## PROBLEM TO SOLVE
In the copy, keep every record exact and leave out all images.

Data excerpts

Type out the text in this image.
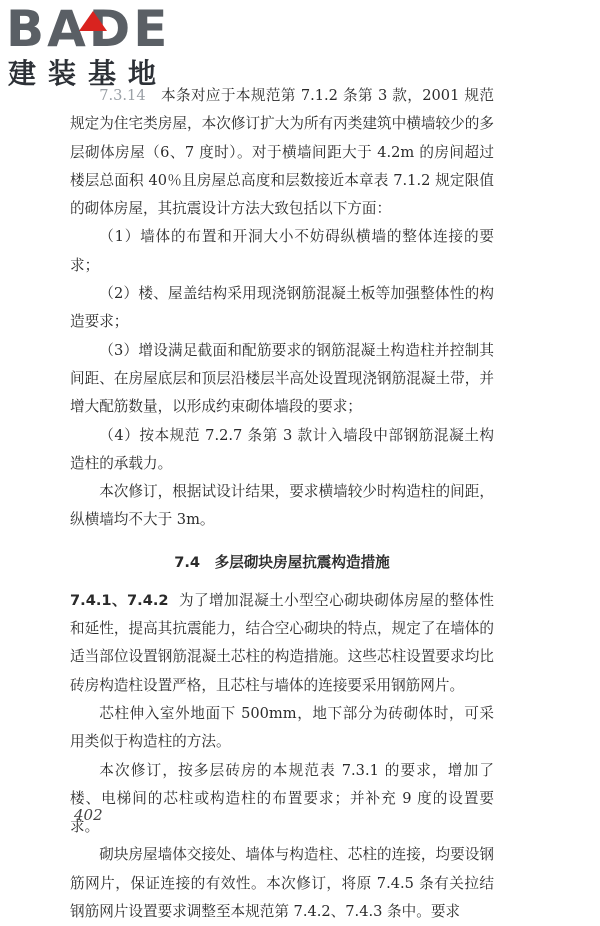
BADE
建装基地

7.3.14　 本条对应于本规范第 7.1.2 条第 3 款，2001 规范规定为住宅类房屋，本次修订扩大为所有丙类建筑中横墙较少的多层砌体房屋（6、7 度时）。对于横墙间距大于 4.2m 的房间超过楼层总面积 40％且房屋总高度和层数接近本章表 7.1.2 规定限值的砌体房屋，其抗震设计方法大致包括以下方面：

（1）墙体的布置和开洞大小不妨碍纵横墙的整体连接的要求；

（2）楼、屋盖结构采用现浇钢筋混凝土板等加强整体性的构造要求；

（3）增设满足截面和配筋要求的钢筋混凝土构造柱并控制其间距、在房屋底层和顶层沿楼层半高处设置现浇钢筋混凝土带，并增大配筋数量，以形成约束砌体墙段的要求；

（4）按本规范 7.2.7 条第 3 款计入墙段中部钢筋混凝土构造柱的承载力。

本次修订，根据试设计结果，要求横墙较少时构造柱的间距，纵横墙均不大于 3m。

7.4　多层砌块房屋抗震构造措施

7.4.1、7.4.2 为了增加混凝土小型空心砌块砌体房屋的整体性和延性，提高其抗震能力，结合空心砌块的特点，规定了在墙体的适当部位设置钢筋混凝土芯柱的构造措施。这些芯柱设置要求均比砖房构造柱设置严格，且芯柱与墙体的连接要采用钢筋网片。

芯柱伸入室外地面下 500mm，地下部分为砖砌体时，可采用类似于构造柱的方法。

本次修订，按多层砖房的本规范表 7.3.1 的要求，增加了楼、电梯间的芯柱或构造柱的布置要求；并补充 9 度的设置要求。

砌块房屋墙体交接处、墙体与构造柱、芯柱的连接，均要设钢筋网片，保证连接的有效性。本次修订，将原 7.4.5 条有关拉结钢筋网片设置要求调整至本规范第 7.4.2、7.4.3 条中。要求

402
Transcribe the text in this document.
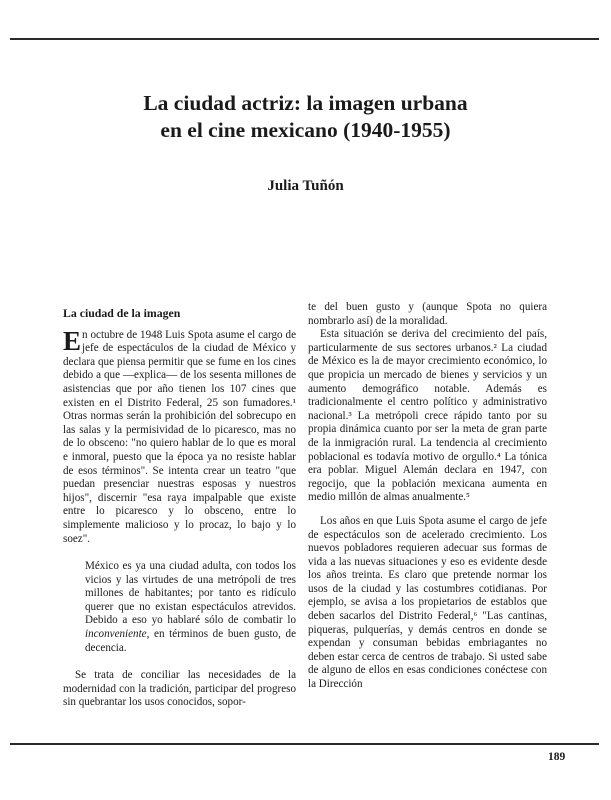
La ciudad actriz: la imagen urbana
en el cine mexicano (1940-1955)

Julia Tuñón

La ciudad de la imagen

En octubre de 1948 Luis Spota asume el cargo de jefe de espectáculos de la ciudad de México y declara que piensa permitir que se fume en los cines debido a que —explica— de los sesenta millones de asistencias que por año tienen los 107 cines que existen en el Distrito Federal, 25 son fumadores.¹ Otras normas serán la prohibición del sobrecupo en las salas y la permisividad de lo picaresco, mas no de lo obsceno: "no quiero hablar de lo que es moral e inmoral, puesto que la época ya no resiste hablar de esos términos". Se intenta crear un teatro "que puedan presenciar nuestras esposas y nuestros hijos", discernir "esa raya impalpable que existe entre lo picaresco y lo obsceno, entre lo simplemente malicioso y lo procaz, lo bajo y lo soez".

México es ya una ciudad adulta, con todos los vicios y las virtudes de una metrópoli de tres millones de habitantes; por tanto es ridículo querer que no existan espectáculos atrevidos. Debido a eso yo hablaré sólo de combatir lo inconveniente, en términos de buen gusto, de decencia.

Se trata de conciliar las necesidades de la modernidad con la tradición, participar del progreso sin quebrantar los usos conocidos, sopor-

te del buen gusto y (aunque Spota no quiera nombrarlo así) de la moralidad.

Esta situación se deriva del crecimiento del país, particularmente de sus sectores urbanos.² La ciudad de México es la de mayor crecimiento económico, lo que propicia un mercado de bienes y servicios y un aumento demográfico notable. Además es tradicionalmente el centro político y administrativo nacional.³ La metrópoli crece rápido tanto por su propia dinámica cuanto por ser la meta de gran parte de la inmigración rural. La tendencia al crecimiento poblacional es todavía motivo de orgullo.⁴ La tónica era poblar. Miguel Alemán declara en 1947, con regocijo, que la población mexicana aumenta en medio millón de almas anualmente.⁵

Los años en que Luis Spota asume el cargo de jefe de espectáculos son de acelerado crecimiento. Los nuevos pobladores requieren adecuar sus formas de vida a las nuevas situaciones y eso es evidente desde los años treinta. Es claro que pretende normar los usos de la ciudad y las costumbres cotidianas. Por ejemplo, se avisa a los propietarios de establos que deben sacarlos del Distrito Federal,⁶ "Las cantinas, piqueras, pulquerías, y demás centros en donde se expendan y consuman bebidas embriagantes no deben estar cerca de centros de trabajo. Si usted sabe de alguno de ellos en esas condiciones conéctese con la Dirección

189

## REPLY
Type out the text in this image.
BADE
建装基地

7.3.14　 本条对应于本规范第 7.1.2 条第 3 款，2001 规范规定为住宅类房屋，本次修订扩大为所有丙类建筑中横墙较少的多层砌体房屋（6、7 度时）。对于横墙间距大于 4.2m 的房间超过楼层总面积 40％且房屋总高度和层数接近本章表 7.1.2 规定限值的砌体房屋，其抗震设计方法大致包括以下方面：

（1）墙体的布置和开洞大小不妨碍纵横墙的整体连接的要求；

（2）楼、屋盖结构采用现浇钢筋混凝土板等加强整体性的构造要求；

（3）增设满足截面和配筋要求的钢筋混凝土构造柱并控制其间距、在房屋底层和顶层沿楼层半高处设置现浇钢筋混凝土带，并增大配筋数量，以形成约束砌体墙段的要求；

（4）按本规范 7.2.7 条第 3 款计入墙段中部钢筋混凝土构造柱的承载力。

本次修订，根据试设计结果，要求横墙较少时构造柱的间距，纵横墙均不大于 3m。

7.4　多层砌块房屋抗震构造措施

7.4.1、7.4.2 为了增加混凝土小型空心砌块砌体房屋的整体性和延性，提高其抗震能力，结合空心砌块的特点，规定了在墙体的适当部位设置钢筋混凝土芯柱的构造措施。这些芯柱设置要求均比砖房构造柱设置严格，且芯柱与墙体的连接要采用钢筋网片。

芯柱伸入室外地面下 500mm，地下部分为砖砌体时，可采用类似于构造柱的方法。

本次修订，按多层砖房的本规范表 7.3.1 的要求，增加了楼、电梯间的芯柱或构造柱的布置要求；并补充 9 度的设置要求。

砌块房屋墙体交接处、墙体与构造柱、芯柱的连接，均要设钢筋网片，保证连接的有效性。本次修订，将原 7.4.5 条有关拉结钢筋网片设置要求调整至本规范第 7.4.2、7.4.3 条中。要求

402
Transcribe the text in this document.
La ciudad actriz: la imagen urbana
en el cine mexicano (1940-1955)

Julia Tuñón

La ciudad de la imagen

En octubre de 1948 Luis Spota asume el cargo de jefe de espectáculos de la ciudad de México y declara que piensa permitir que se fume en los cines debido a que —explica— de los sesenta millones de asistencias que por año tienen los 107 cines que existen en el Distrito Federal, 25 son fumadores.¹ Otras normas serán la prohibición del sobrecupo en las salas y la permisividad de lo picaresco, mas no de lo obsceno: "no quiero hablar de lo que es moral e inmoral, puesto que la época ya no resiste hablar de esos términos". Se intenta crear un teatro "que puedan presenciar nuestras esposas y nuestros hijos", discernir "esa raya impalpable que existe entre lo picaresco y lo obsceno, entre lo simplemente malicioso y lo procaz, lo bajo y lo soez".

México es ya una ciudad adulta, con todos los vicios y las virtudes de una metrópoli de tres millones de habitantes; por tanto es ridículo querer que no existan espectáculos atrevidos. Debido a eso yo hablaré sólo de combatir lo inconveniente, en términos de buen gusto, de decencia.

Se trata de conciliar las necesidades de la modernidad con la tradición, participar del progreso sin quebrantar los usos conocidos, sopor-

te del buen gusto y (aunque Spota no quiera nombrarlo así) de la moralidad.

Esta situación se deriva del crecimiento del país, particularmente de sus sectores urbanos.² La ciudad de México es la de mayor crecimiento económico, lo que propicia un mercado de bienes y servicios y un aumento demográfico notable. Además es tradicionalmente el centro político y administrativo nacional.³ La metrópoli crece rápido tanto por su propia dinámica cuanto por ser la meta de gran parte de la inmigración rural. La tendencia al crecimiento poblacional es todavía motivo de orgullo.⁴ La tónica era poblar. Miguel Alemán declara en 1947, con regocijo, que la población mexicana aumenta en medio millón de almas anualmente.⁵

Los años en que Luis Spota asume el cargo de jefe de espectáculos son de acelerado crecimiento. Los nuevos pobladores requieren adecuar sus formas de vida a las nuevas situaciones y eso es evidente desde los años treinta. Es claro que pretende normar los usos de la ciudad y las costumbres cotidianas. Por ejemplo, se avisa a los propietarios de establos que deben sacarlos del Distrito Federal,⁶ "Las cantinas, piqueras, pulquerías, y demás centros en donde se expendan y consuman bebidas embriagantes no deben estar cerca de centros de trabajo. Si usted sabe de alguno de ellos en esas condiciones conéctese con la Dirección

189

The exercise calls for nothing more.